## DATA SHOWN
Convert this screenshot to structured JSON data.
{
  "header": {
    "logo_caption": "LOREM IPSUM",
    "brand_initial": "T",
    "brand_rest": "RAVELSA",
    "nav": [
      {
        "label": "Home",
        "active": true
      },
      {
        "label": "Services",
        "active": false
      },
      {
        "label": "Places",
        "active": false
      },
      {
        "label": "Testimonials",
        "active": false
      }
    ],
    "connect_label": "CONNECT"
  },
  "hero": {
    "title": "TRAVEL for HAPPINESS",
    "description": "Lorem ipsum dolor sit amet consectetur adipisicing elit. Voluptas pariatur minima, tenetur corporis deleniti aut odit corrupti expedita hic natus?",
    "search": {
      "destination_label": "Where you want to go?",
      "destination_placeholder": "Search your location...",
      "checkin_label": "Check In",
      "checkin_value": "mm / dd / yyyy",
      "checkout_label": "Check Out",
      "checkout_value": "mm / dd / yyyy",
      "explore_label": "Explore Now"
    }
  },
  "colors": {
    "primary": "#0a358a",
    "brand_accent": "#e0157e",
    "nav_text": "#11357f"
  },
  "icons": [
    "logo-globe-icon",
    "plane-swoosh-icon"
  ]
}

* * *

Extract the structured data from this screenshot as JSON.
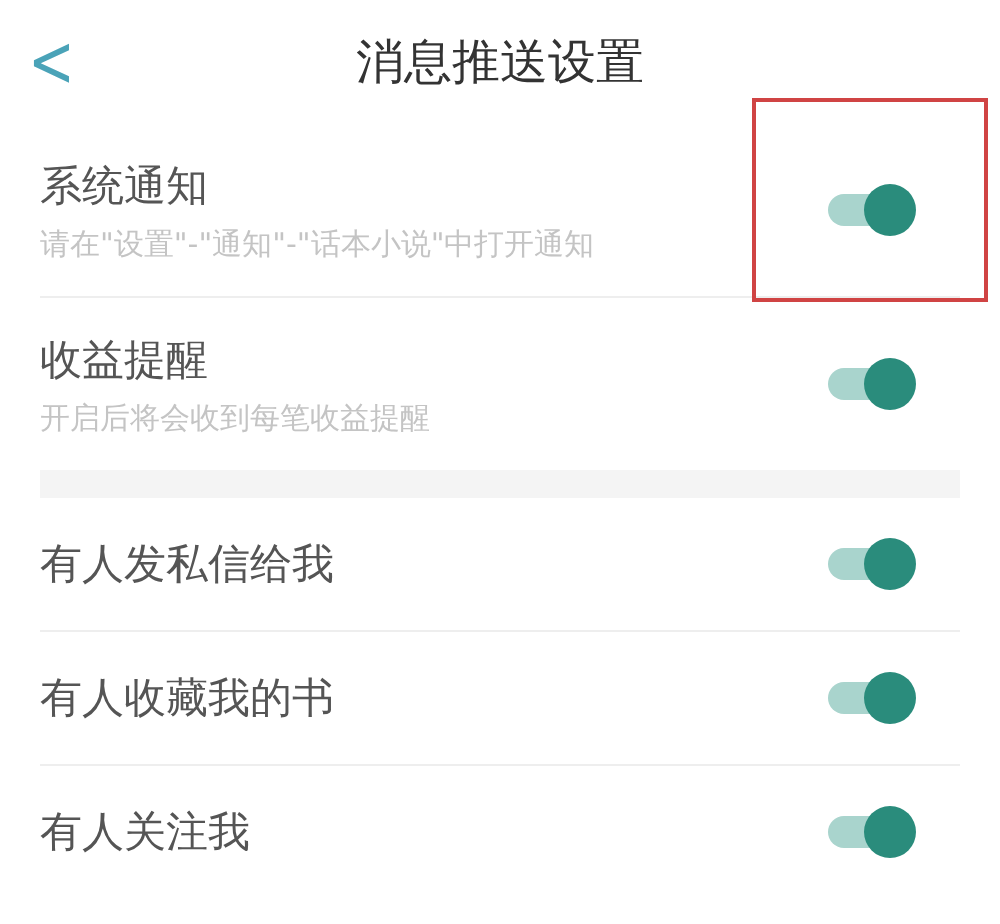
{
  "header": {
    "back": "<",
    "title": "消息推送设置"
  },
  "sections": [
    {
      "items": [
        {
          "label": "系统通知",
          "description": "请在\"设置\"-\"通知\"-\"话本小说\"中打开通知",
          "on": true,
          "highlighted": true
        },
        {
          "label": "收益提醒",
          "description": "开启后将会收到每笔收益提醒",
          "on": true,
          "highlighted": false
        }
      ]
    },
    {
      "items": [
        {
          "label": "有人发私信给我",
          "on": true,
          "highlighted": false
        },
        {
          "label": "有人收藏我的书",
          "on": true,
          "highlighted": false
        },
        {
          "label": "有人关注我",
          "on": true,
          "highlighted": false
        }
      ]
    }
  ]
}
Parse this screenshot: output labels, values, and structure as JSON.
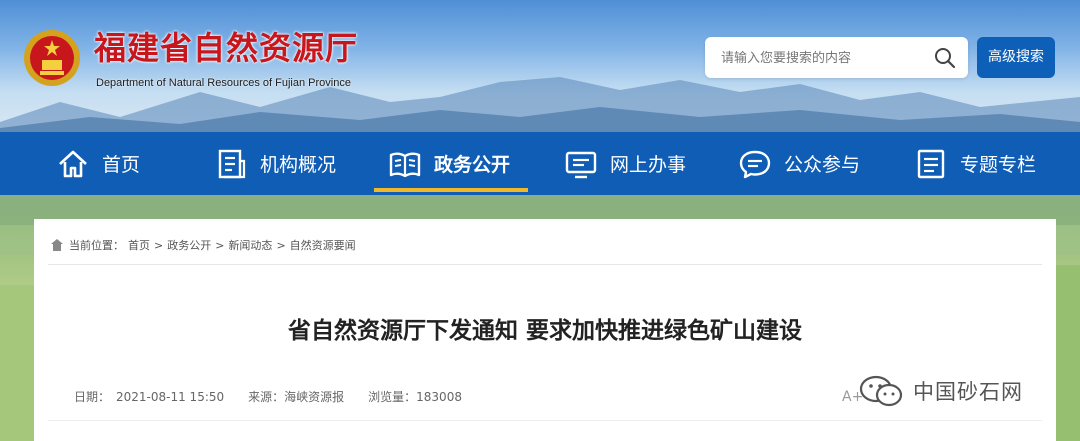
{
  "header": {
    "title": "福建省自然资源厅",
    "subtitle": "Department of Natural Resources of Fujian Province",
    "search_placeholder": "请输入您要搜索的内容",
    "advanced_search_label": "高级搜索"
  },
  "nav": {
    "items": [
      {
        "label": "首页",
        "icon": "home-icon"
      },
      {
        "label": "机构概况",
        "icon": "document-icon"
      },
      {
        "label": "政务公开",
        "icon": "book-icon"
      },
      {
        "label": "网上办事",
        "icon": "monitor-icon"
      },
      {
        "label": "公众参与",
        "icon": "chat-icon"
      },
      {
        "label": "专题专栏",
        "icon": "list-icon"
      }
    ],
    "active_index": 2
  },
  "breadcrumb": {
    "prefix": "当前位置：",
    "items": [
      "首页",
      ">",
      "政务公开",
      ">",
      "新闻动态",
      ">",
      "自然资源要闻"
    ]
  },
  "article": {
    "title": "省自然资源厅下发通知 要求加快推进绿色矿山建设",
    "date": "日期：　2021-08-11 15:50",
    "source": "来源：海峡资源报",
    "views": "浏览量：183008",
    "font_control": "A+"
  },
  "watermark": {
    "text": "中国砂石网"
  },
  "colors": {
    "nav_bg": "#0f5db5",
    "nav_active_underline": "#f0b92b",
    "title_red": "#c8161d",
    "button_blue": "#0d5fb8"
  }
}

* * *

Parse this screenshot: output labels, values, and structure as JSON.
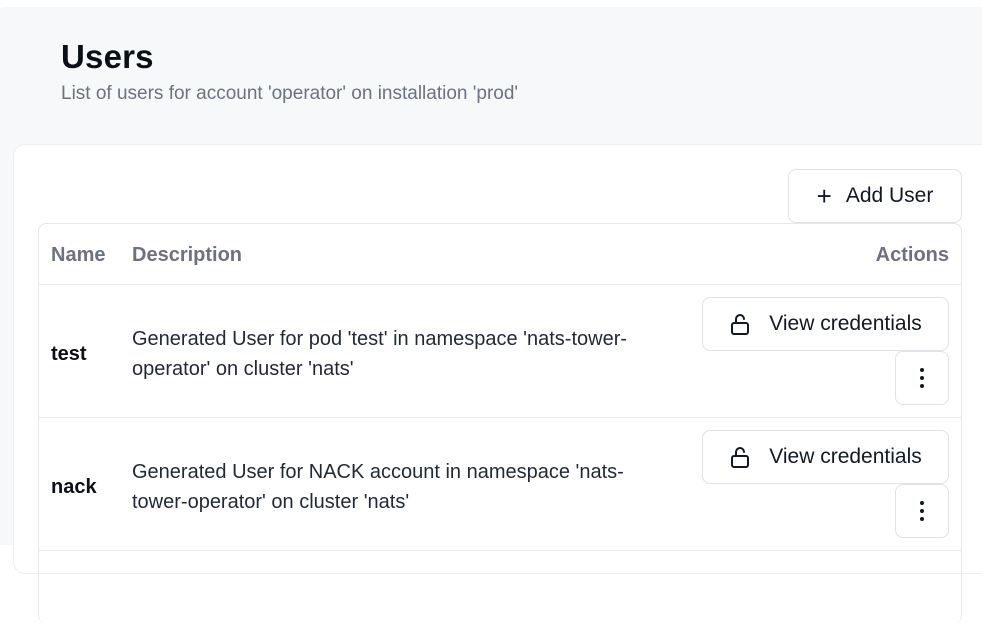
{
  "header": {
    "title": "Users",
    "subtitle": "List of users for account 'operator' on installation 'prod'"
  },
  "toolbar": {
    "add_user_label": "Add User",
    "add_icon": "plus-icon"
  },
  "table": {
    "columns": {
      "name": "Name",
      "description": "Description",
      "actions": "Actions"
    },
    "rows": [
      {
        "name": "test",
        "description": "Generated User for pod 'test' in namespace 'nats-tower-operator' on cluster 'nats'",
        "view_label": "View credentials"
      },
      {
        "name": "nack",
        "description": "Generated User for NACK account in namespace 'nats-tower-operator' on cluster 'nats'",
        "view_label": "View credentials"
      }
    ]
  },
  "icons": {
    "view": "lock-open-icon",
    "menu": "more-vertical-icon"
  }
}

## EXERCISE DIRECTIONS
Go through the material above and count the lines that include "nats". Give the number alone.

## FINAL RESULT
2